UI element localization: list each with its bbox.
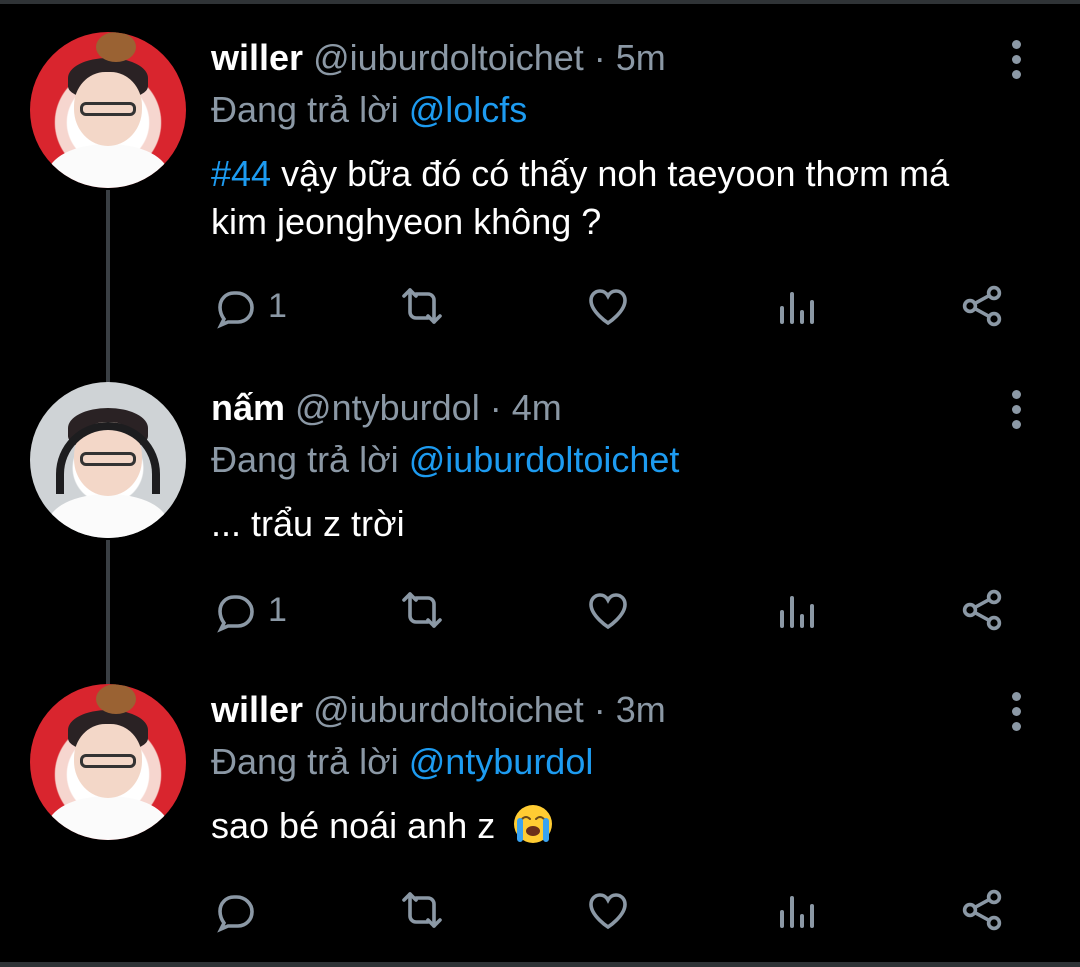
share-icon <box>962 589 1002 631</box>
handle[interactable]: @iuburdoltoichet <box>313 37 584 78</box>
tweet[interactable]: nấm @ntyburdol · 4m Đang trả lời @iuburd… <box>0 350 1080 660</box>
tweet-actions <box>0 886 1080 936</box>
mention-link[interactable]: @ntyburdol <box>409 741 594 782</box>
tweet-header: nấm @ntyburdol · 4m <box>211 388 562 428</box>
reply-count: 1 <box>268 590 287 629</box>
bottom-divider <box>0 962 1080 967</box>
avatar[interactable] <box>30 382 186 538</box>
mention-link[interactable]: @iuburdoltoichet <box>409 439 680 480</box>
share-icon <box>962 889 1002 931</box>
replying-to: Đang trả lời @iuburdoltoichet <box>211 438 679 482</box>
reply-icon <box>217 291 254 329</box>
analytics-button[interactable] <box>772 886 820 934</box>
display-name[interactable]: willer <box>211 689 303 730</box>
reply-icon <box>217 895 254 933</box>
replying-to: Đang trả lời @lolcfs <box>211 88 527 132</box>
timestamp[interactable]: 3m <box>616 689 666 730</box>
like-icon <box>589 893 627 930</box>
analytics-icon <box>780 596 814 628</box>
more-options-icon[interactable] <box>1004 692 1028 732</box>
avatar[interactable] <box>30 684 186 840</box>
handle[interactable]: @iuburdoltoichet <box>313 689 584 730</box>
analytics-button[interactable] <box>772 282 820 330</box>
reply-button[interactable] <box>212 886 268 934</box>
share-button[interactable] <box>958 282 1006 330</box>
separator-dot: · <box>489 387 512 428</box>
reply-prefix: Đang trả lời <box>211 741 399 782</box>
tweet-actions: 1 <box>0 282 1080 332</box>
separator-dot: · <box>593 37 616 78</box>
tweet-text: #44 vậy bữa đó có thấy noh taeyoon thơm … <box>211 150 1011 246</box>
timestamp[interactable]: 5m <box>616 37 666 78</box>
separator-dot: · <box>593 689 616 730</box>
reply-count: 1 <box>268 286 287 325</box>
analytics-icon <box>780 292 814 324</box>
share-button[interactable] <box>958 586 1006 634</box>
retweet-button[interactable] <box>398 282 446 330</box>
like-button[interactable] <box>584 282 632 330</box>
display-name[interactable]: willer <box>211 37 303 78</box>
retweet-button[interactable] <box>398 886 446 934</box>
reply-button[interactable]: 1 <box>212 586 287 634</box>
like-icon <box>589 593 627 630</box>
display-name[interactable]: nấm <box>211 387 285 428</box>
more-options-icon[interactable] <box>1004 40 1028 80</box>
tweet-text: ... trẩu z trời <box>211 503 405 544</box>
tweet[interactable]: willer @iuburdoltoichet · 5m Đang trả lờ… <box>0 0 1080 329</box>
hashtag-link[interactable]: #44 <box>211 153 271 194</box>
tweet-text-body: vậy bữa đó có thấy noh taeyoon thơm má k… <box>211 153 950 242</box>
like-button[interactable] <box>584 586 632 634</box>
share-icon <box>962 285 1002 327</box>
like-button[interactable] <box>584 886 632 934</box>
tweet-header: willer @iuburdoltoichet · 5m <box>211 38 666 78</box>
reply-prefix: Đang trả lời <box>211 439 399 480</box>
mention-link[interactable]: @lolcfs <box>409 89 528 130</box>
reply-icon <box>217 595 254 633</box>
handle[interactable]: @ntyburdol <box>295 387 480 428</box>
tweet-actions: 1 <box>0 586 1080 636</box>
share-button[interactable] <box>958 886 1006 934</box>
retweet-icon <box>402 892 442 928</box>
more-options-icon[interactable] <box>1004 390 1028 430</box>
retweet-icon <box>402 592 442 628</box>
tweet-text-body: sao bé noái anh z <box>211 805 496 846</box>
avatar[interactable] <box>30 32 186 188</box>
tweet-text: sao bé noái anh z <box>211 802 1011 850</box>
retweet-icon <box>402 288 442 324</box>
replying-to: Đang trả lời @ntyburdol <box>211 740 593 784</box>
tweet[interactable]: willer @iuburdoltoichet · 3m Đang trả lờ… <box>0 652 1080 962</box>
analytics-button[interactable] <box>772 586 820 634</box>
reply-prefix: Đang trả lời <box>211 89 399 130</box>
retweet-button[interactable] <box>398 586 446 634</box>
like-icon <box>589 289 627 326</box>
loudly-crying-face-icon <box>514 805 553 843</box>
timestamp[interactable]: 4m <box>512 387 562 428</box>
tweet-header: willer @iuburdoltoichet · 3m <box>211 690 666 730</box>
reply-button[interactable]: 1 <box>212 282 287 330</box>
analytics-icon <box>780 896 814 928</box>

══════════

Requirement: Rework each line of the records above into a Markdown table with the columns Index and Text, numbering the rows and skipping blank lines. Omit the pictures.

Finished task:
| Index | Text |
|---|---|
| 1 | UI element localization: list each with its bbox. |
| 2 | share-icon <box>962 589 1002 631</box> |
| 3 | handle[interactable]: @iuburdoltoichet <box>313 37 584 78</box> |
| 4 | tweet[interactable]: nấm @ntyburdol · 4m Đang trả lời @iuburd… <box>0 350 1080 660</box> |
| 5 | tweet-actions <box>0 886 1080 936</box> |
| 6 | mention-link[interactable]: @ntyburdol <box>409 741 594 782</box> |
| 7 | tweet-header: nấm @ntyburdol · 4m <box>211 388 562 428</box> |
| 8 | reply-count: 1 <box>268 590 287 629</box> |
| 9 | bottom-divider <box>0 962 1080 967</box> |
| 10 | avatar[interactable] <box>30 382 186 538</box> |
| 11 | mention-link[interactable]: @iuburdoltoichet <box>409 439 680 480</box> |
| 12 | share-icon <box>962 889 1002 931</box> |
| 13 | replying-to: Đang trả lời @iuburdoltoichet <box>211 438 679 482</box> |
| 14 | reply-icon <box>217 291 254 329</box> |
| 15 | analytics-button[interactable] <box>772 886 820 934</box> |
| 16 | display-name[interactable]: willer <box>211 689 303 730</box> |
| 17 | reply-icon <box>217 895 254 933</box> |
| 18 | replying-to: Đang trả lời @lolcfs <box>211 88 527 132</box> |
| 19 | timestamp[interactable]: 3m <box>616 689 666 730</box> |
| 20 | like-icon <box>589 893 627 930</box> |
| 21 | analytics-icon <box>780 596 814 628</box> |
| 22 | more-options-icon[interactable] <box>1004 692 1028 732</box> |
| 23 | avatar[interactable] <box>30 684 186 840</box> |
| 24 | handle[interactable]: @iuburdoltoichet <box>313 689 584 730</box> |
| 25 | analytics-button[interactable] <box>772 282 820 330</box> |
| 26 | reply-button[interactable] <box>212 886 268 934</box> |
| 27 | share-button[interactable] <box>958 282 1006 330</box> |
| 28 | separator-dot: · <box>489 387 512 428</box> |
| 29 | reply-prefix: Đang trả lời <box>211 741 399 782</box> |
| 30 | tweet-actions: 1 <box>0 282 1080 332</box> |
| 31 | separator-dot: · <box>593 37 616 78</box> |
| 32 | tweet-text: #44 vậy bữa đó có thấy noh taeyoon thơm … <box>211 150 1011 246</box> |
| 33 | timestamp[interactable]: 5m <box>616 37 666 78</box> |
| 34 | separator-dot: · <box>593 689 616 730</box> |
| 35 | reply-count: 1 <box>268 286 287 325</box> |
| 36 | analytics-icon <box>780 292 814 324</box> |
| 37 | share-button[interactable] <box>958 586 1006 634</box> |
| 38 | retweet-button[interactable] <box>398 282 446 330</box> |
| 39 | like-button[interactable] <box>584 282 632 330</box> |
| 40 | display-name[interactable]: willer <box>211 37 303 78</box> |
| 41 | retweet-button[interactable] <box>398 886 446 934</box> |
| 42 | reply-button[interactable]: 1 <box>212 586 287 634</box> |
| 43 | like-icon <box>589 593 627 630</box> |
| 44 | display-name[interactable]: nấm <box>211 387 285 428</box> |
| 45 | more-options-icon[interactable] <box>1004 40 1028 80</box> |
| 46 | tweet-text: ... trẩu z trời <box>211 503 405 544</box> |
| 47 | tweet[interactable]: willer @iuburdoltoichet · 5m Đang trả lờ… <box>0 0 1080 329</box> |
| 48 | hashtag-link[interactable]: #44 <box>211 153 271 194</box> |
| 49 | tweet-text-body: vậy bữa đó có thấy noh taeyoon thơm má k… <box>211 153 950 242</box> |
| 50 | like-button[interactable] <box>584 586 632 634</box> |
| 51 | share-icon <box>962 285 1002 327</box> |
| 52 | like-button[interactable] <box>584 886 632 934</box> |
| 53 | tweet-header: willer @iuburdoltoichet · 5m <box>211 38 666 78</box> |
| 54 | reply-prefix: Đang trả lời <box>211 439 399 480</box> |
| 55 | mention-link[interactable]: @lolcfs <box>409 89 528 130</box> |
| 56 | reply-icon <box>217 595 254 633</box> |
| 57 | handle[interactable]: @ntyburdol <box>295 387 480 428</box> |
| 58 | tweet-actions: 1 <box>0 586 1080 636</box> |
| 59 | share-button[interactable] <box>958 886 1006 934</box> |
| 60 | retweet-icon <box>402 892 442 928</box> |
| 61 | more-options-icon[interactable] <box>1004 390 1028 430</box> |
| 62 | retweet-icon <box>402 592 442 628</box> |
| 63 | tweet-text-body: sao bé noái anh z <box>211 805 496 846</box> |
| 64 | avatar[interactable] <box>30 32 186 188</box> |
| 65 | tweet-text: sao bé noái anh z <box>211 802 1011 850</box> |
| 66 | retweet-icon <box>402 288 442 324</box> |
| 67 | replying-to: Đang trả lời @ntyburdol <box>211 740 593 784</box> |
| 68 | tweet[interactable]: willer @iuburdoltoichet · 3m Đang trả lờ… <box>0 652 1080 962</box> |
| 69 | analytics-button[interactable] <box>772 586 820 634</box> |
| 70 | reply-prefix: Đang trả lời <box>211 89 399 130</box> |
| 71 | retweet-button[interactable] <box>398 586 446 634</box> |
| 72 | like-icon <box>589 289 627 326</box> |
| 73 | loudly-crying-face-icon <box>514 805 553 843</box> |
| 74 | timestamp[interactable]: 4m <box>512 387 562 428</box> |
| 75 | tweet-header: willer @iuburdoltoichet · 3m <box>211 690 666 730</box> |
| 76 | reply-button[interactable]: 1 <box>212 282 287 330</box> |
| 77 | analytics-icon <box>780 896 814 928</box> |